### Material provided
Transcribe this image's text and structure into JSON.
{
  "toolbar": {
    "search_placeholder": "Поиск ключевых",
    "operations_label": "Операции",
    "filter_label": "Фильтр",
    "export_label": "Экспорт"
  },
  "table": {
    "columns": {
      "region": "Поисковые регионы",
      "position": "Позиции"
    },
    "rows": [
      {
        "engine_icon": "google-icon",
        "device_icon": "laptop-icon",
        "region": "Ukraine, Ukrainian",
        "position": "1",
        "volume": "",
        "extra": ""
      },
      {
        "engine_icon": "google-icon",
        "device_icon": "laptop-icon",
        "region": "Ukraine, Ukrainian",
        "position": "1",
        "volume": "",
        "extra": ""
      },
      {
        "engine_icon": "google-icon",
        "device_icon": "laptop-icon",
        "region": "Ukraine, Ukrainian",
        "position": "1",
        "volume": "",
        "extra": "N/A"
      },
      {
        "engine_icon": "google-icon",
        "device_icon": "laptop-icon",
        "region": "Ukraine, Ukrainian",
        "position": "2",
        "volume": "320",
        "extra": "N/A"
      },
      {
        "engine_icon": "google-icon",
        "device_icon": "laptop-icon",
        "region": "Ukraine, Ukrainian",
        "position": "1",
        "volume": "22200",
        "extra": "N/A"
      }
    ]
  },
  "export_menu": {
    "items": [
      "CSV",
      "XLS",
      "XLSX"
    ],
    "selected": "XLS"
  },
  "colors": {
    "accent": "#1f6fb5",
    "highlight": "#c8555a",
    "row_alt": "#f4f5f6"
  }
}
######
*Instruction*.
Print the whole listing again, exactly.

*Right answer*.
Transcribe this image's text and structure into JSON.
{
  "toolbar": {
    "search_placeholder": "Поиск ключевых",
    "operations_label": "Операции",
    "filter_label": "Фильтр",
    "export_label": "Экспорт"
  },
  "table": {
    "columns": {
      "region": "Поисковые регионы",
      "position": "Позиции"
    },
    "rows": [
      {
        "engine_icon": "google-icon",
        "device_icon": "laptop-icon",
        "region": "Ukraine, Ukrainian",
        "position": "1",
        "volume": "",
        "extra": ""
      },
      {
        "engine_icon": "google-icon",
        "device_icon": "laptop-icon",
        "region": "Ukraine, Ukrainian",
        "position": "1",
        "volume": "",
        "extra": ""
      },
      {
        "engine_icon": "google-icon",
        "device_icon": "laptop-icon",
        "region": "Ukraine, Ukrainian",
        "position": "1",
        "volume": "",
        "extra": "N/A"
      },
      {
        "engine_icon": "google-icon",
        "device_icon": "laptop-icon",
        "region": "Ukraine, Ukrainian",
        "position": "2",
        "volume": "320",
        "extra": "N/A"
      },
      {
        "engine_icon": "google-icon",
        "device_icon": "laptop-icon",
        "region": "Ukraine, Ukrainian",
        "position": "1",
        "volume": "22200",
        "extra": "N/A"
      }
    ]
  },
  "export_menu": {
    "items": [
      "CSV",
      "XLS",
      "XLSX"
    ],
    "selected": "XLS"
  },
  "colors": {
    "accent": "#1f6fb5",
    "highlight": "#c8555a",
    "row_alt": "#f4f5f6"
  }
}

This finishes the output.